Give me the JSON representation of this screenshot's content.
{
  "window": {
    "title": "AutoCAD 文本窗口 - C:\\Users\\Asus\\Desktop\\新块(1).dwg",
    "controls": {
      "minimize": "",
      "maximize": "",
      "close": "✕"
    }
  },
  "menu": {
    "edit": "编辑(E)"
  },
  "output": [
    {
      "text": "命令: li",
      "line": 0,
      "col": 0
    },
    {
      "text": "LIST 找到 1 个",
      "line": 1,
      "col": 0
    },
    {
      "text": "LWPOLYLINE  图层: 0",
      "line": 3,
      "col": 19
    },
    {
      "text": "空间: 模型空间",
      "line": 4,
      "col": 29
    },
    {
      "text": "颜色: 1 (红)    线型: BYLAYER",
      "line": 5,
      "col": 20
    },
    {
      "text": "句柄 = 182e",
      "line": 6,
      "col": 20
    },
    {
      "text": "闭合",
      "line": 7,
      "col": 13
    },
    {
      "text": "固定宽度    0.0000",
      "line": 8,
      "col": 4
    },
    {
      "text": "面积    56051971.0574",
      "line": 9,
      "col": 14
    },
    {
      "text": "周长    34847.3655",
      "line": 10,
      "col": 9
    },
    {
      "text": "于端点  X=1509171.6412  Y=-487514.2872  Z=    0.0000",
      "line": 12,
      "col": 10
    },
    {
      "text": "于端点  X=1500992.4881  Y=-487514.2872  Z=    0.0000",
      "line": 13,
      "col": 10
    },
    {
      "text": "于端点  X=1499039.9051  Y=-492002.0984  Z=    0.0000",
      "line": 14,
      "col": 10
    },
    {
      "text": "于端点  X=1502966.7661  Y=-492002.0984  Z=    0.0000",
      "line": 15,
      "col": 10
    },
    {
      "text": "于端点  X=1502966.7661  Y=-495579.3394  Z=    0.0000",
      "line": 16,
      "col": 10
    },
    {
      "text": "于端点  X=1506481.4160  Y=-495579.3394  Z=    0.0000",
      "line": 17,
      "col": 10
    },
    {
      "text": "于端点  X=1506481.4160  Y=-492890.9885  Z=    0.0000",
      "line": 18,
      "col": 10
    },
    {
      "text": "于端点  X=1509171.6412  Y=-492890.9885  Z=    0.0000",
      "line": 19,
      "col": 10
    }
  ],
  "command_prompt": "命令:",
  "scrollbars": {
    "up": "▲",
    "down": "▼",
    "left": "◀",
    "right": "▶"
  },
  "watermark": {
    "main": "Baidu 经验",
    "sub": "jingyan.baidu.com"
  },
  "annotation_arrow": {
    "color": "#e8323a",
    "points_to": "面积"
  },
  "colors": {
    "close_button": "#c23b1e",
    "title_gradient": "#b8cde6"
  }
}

+++

Problem details: Retype the records above exactly.

The response:
Give me the JSON representation of this screenshot's content.
{
  "window": {
    "title": "AutoCAD 文本窗口 - C:\\Users\\Asus\\Desktop\\新块(1).dwg",
    "controls": {
      "minimize": "",
      "maximize": "",
      "close": "✕"
    }
  },
  "menu": {
    "edit": "编辑(E)"
  },
  "output": [
    {
      "text": "命令: li",
      "line": 0,
      "col": 0
    },
    {
      "text": "LIST 找到 1 个",
      "line": 1,
      "col": 0
    },
    {
      "text": "LWPOLYLINE  图层: 0",
      "line": 3,
      "col": 19
    },
    {
      "text": "空间: 模型空间",
      "line": 4,
      "col": 29
    },
    {
      "text": "颜色: 1 (红)    线型: BYLAYER",
      "line": 5,
      "col": 20
    },
    {
      "text": "句柄 = 182e",
      "line": 6,
      "col": 20
    },
    {
      "text": "闭合",
      "line": 7,
      "col": 13
    },
    {
      "text": "固定宽度    0.0000",
      "line": 8,
      "col": 4
    },
    {
      "text": "面积    56051971.0574",
      "line": 9,
      "col": 14
    },
    {
      "text": "周长    34847.3655",
      "line": 10,
      "col": 9
    },
    {
      "text": "于端点  X=1509171.6412  Y=-487514.2872  Z=    0.0000",
      "line": 12,
      "col": 10
    },
    {
      "text": "于端点  X=1500992.4881  Y=-487514.2872  Z=    0.0000",
      "line": 13,
      "col": 10
    },
    {
      "text": "于端点  X=1499039.9051  Y=-492002.0984  Z=    0.0000",
      "line": 14,
      "col": 10
    },
    {
      "text": "于端点  X=1502966.7661  Y=-492002.0984  Z=    0.0000",
      "line": 15,
      "col": 10
    },
    {
      "text": "于端点  X=1502966.7661  Y=-495579.3394  Z=    0.0000",
      "line": 16,
      "col": 10
    },
    {
      "text": "于端点  X=1506481.4160  Y=-495579.3394  Z=    0.0000",
      "line": 17,
      "col": 10
    },
    {
      "text": "于端点  X=1506481.4160  Y=-492890.9885  Z=    0.0000",
      "line": 18,
      "col": 10
    },
    {
      "text": "于端点  X=1509171.6412  Y=-492890.9885  Z=    0.0000",
      "line": 19,
      "col": 10
    }
  ],
  "command_prompt": "命令:",
  "scrollbars": {
    "up": "▲",
    "down": "▼",
    "left": "◀",
    "right": "▶"
  },
  "watermark": {
    "main": "Baidu 经验",
    "sub": "jingyan.baidu.com"
  },
  "annotation_arrow": {
    "color": "#e8323a",
    "points_to": "面积"
  },
  "colors": {
    "close_button": "#c23b1e",
    "title_gradient": "#b8cde6"
  }
}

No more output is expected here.